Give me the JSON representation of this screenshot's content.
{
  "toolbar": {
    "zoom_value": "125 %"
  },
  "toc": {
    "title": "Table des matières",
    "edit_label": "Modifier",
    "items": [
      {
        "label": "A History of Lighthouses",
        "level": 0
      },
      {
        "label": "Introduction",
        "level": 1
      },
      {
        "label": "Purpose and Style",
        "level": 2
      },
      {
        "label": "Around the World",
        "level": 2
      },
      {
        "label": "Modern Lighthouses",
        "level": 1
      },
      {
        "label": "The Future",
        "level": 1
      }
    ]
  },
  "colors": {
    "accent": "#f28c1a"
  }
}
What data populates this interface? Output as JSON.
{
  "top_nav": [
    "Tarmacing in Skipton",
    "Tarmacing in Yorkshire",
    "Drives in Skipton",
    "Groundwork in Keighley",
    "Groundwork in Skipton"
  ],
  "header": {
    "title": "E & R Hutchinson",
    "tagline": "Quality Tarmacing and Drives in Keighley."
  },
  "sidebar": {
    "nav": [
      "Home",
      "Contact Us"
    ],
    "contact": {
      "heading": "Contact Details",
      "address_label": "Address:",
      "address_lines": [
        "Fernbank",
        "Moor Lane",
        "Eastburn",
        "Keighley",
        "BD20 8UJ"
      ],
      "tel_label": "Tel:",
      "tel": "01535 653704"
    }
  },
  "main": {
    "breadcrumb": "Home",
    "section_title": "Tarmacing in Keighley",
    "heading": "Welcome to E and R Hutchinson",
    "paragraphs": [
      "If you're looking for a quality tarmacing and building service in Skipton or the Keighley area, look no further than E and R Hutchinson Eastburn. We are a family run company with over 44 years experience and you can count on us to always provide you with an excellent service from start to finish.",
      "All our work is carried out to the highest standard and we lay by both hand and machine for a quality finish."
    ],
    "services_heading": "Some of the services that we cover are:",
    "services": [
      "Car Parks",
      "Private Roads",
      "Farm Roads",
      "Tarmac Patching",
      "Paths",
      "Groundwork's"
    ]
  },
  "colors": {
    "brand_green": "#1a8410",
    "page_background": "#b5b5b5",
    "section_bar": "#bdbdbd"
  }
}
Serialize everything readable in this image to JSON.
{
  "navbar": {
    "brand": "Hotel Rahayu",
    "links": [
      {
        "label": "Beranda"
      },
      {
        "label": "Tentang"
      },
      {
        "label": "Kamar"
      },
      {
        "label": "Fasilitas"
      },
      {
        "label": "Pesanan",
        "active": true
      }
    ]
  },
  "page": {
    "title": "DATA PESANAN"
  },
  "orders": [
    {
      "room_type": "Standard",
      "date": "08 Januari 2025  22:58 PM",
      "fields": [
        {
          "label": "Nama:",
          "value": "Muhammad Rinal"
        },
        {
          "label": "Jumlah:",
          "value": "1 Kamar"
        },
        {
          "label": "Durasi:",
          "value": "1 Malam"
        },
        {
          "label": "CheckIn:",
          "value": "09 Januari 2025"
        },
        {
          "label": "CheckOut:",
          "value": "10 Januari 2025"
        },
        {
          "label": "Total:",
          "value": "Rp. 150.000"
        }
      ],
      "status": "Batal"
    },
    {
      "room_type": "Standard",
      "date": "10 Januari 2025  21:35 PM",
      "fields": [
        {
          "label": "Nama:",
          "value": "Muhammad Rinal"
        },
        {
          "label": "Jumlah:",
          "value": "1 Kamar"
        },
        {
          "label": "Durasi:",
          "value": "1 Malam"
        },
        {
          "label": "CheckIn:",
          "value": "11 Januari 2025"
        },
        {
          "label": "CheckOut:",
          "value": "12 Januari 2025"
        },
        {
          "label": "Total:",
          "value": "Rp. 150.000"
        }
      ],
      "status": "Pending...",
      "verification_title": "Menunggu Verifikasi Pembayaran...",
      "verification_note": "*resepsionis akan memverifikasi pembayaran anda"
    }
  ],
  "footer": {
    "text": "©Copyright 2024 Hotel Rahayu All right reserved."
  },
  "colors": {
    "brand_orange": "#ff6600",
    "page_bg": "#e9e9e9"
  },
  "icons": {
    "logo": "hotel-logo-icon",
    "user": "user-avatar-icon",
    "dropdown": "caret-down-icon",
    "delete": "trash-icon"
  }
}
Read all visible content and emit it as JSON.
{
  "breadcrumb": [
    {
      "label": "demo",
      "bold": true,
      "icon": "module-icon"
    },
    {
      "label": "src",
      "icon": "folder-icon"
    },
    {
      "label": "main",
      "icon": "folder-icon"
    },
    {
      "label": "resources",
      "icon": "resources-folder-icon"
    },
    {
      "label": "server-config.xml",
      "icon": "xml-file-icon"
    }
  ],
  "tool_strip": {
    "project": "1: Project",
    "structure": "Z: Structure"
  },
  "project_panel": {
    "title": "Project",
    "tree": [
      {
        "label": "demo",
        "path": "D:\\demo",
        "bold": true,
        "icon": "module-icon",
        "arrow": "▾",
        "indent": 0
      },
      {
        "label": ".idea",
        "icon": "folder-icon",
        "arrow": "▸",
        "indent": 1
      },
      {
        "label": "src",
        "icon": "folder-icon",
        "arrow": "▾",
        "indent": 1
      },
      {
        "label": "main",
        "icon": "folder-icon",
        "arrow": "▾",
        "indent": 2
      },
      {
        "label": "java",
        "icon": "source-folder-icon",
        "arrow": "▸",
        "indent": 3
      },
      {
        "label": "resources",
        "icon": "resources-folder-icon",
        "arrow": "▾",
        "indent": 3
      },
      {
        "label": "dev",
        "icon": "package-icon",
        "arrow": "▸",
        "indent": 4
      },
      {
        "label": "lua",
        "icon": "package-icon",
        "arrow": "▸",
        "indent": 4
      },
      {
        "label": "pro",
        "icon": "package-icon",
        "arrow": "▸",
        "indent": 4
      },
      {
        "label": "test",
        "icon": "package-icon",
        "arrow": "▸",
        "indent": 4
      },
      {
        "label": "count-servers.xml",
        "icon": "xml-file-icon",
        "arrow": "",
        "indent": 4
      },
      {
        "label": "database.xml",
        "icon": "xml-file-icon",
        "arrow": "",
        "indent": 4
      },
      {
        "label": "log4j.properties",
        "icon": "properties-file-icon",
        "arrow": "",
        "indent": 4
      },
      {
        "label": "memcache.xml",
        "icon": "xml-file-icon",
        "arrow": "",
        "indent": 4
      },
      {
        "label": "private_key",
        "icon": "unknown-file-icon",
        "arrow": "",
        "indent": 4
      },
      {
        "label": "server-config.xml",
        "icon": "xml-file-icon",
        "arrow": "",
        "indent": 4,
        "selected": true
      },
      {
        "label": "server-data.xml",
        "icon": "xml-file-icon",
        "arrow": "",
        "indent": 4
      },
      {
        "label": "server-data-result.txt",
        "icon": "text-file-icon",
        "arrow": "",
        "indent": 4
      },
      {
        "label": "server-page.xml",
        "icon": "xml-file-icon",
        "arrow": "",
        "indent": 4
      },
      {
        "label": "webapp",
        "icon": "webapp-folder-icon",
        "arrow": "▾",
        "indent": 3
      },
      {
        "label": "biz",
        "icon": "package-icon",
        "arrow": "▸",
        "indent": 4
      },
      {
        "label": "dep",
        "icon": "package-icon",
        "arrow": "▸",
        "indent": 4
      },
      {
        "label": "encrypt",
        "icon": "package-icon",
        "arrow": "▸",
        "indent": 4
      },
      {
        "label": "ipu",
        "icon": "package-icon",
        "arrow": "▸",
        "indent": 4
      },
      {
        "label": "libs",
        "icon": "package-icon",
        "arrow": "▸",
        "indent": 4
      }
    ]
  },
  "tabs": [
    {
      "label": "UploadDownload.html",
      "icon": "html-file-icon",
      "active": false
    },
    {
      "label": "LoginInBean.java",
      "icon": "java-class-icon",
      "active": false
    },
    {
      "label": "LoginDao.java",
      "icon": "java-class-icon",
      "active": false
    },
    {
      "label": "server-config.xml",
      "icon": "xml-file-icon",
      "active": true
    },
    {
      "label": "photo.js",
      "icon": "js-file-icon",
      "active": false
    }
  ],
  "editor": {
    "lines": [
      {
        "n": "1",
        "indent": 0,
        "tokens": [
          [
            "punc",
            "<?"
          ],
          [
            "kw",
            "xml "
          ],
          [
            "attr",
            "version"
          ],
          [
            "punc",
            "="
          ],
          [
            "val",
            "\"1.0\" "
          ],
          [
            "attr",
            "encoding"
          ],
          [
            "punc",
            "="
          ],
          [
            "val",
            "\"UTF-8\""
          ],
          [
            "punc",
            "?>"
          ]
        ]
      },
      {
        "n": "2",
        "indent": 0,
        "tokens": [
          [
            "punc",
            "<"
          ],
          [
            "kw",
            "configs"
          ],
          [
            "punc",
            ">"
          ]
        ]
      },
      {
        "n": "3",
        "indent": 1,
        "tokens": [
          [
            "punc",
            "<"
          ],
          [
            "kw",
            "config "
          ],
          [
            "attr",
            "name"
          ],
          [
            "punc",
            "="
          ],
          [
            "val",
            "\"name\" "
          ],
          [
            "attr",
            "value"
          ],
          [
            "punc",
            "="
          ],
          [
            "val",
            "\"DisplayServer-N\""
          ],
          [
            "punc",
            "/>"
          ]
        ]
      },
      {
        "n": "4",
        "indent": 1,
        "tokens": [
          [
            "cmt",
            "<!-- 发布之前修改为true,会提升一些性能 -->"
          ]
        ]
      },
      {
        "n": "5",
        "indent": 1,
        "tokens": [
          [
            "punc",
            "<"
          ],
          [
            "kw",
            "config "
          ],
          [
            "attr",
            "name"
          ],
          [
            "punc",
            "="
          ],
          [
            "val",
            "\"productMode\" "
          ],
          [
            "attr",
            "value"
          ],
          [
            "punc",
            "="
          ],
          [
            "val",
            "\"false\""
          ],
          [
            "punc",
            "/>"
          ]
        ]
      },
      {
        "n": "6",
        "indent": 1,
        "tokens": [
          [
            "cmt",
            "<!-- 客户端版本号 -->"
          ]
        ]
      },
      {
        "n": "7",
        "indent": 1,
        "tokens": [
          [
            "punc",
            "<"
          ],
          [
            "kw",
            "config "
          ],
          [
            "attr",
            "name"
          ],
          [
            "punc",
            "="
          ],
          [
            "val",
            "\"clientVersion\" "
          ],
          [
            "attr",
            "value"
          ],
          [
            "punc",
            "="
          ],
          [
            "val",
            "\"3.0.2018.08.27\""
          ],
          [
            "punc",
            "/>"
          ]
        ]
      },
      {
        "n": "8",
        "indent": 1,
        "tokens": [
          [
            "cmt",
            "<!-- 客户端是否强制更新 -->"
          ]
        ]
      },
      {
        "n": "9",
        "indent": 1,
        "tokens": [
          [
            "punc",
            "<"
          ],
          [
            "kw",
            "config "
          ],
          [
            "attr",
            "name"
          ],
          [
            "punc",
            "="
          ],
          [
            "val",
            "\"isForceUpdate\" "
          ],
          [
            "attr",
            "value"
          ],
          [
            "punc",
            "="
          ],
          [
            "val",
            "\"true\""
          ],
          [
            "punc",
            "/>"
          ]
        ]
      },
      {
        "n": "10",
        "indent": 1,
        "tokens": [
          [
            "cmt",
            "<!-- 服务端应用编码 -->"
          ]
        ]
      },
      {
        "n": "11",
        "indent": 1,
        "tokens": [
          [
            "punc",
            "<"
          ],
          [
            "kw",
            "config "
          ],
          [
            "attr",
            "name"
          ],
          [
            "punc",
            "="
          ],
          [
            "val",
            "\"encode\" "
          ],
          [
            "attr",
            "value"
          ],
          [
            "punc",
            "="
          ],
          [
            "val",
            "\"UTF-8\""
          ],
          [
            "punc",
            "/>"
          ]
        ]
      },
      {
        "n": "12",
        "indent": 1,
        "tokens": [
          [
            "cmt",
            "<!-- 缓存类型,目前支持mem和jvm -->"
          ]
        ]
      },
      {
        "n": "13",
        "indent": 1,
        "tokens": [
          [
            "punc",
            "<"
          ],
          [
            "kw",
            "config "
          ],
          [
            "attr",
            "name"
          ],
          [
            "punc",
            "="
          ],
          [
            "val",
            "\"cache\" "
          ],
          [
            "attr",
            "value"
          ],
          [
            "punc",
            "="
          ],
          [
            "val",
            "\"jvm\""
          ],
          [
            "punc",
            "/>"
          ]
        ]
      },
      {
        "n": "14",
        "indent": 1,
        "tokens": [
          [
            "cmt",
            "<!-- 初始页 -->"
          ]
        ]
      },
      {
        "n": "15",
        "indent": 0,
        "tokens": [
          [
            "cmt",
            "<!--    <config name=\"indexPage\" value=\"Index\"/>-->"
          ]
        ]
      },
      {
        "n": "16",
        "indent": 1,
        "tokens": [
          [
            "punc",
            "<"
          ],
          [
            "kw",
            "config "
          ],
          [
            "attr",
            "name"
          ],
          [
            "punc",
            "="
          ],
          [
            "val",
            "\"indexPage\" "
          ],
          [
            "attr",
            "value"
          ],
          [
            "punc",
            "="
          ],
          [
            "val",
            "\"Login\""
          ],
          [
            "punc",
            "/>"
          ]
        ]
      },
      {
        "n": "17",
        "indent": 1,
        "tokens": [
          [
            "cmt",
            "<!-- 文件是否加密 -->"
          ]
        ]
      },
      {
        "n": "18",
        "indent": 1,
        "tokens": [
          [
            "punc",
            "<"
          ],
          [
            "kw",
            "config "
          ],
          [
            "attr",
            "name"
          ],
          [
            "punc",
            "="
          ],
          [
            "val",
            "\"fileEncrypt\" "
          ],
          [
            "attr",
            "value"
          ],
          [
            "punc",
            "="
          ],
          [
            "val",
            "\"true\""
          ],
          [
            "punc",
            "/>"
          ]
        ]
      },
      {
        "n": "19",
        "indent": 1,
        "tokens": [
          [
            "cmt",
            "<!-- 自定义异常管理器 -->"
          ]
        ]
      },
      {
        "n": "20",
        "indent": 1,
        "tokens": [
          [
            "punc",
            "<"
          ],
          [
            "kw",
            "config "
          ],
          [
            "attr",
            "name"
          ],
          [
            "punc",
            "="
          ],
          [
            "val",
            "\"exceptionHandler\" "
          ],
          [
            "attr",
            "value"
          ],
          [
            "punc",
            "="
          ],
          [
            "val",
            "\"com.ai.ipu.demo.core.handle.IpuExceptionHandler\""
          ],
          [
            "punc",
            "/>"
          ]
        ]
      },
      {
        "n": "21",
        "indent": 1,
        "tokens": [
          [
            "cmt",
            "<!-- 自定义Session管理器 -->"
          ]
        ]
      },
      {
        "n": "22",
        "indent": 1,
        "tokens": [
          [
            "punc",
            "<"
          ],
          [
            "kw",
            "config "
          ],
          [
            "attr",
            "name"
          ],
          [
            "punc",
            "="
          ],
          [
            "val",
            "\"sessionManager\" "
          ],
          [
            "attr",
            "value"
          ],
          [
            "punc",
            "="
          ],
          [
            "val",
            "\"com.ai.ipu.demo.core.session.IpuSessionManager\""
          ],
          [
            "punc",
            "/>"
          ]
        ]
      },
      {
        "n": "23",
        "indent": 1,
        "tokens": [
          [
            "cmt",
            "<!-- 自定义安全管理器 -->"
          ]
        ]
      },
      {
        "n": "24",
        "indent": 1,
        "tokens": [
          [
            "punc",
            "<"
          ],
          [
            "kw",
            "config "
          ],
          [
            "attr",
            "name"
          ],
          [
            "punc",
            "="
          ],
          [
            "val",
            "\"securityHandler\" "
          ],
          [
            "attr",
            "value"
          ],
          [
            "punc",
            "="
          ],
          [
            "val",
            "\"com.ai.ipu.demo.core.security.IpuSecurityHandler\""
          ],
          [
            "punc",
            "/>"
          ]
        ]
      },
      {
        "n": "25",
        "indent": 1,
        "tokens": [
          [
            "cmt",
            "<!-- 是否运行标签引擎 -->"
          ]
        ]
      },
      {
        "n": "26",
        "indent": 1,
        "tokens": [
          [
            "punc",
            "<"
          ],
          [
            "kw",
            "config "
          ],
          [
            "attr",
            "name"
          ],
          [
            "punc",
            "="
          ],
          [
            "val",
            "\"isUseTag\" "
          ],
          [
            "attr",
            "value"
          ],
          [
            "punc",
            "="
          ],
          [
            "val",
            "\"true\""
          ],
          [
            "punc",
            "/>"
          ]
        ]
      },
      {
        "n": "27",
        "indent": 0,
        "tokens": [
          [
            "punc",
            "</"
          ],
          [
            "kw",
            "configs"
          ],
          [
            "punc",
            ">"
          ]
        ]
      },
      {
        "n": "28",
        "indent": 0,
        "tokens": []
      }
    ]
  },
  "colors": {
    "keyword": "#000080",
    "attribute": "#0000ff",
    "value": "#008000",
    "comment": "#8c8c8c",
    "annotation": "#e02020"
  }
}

Short exercise —
Using the listing above, gather each line that holds the string "resources" and copy it.

Result below —
      "label": "resources",
      "icon": "resources-folder-icon"
        "label": "resources",
        "icon": "resources-folder-icon",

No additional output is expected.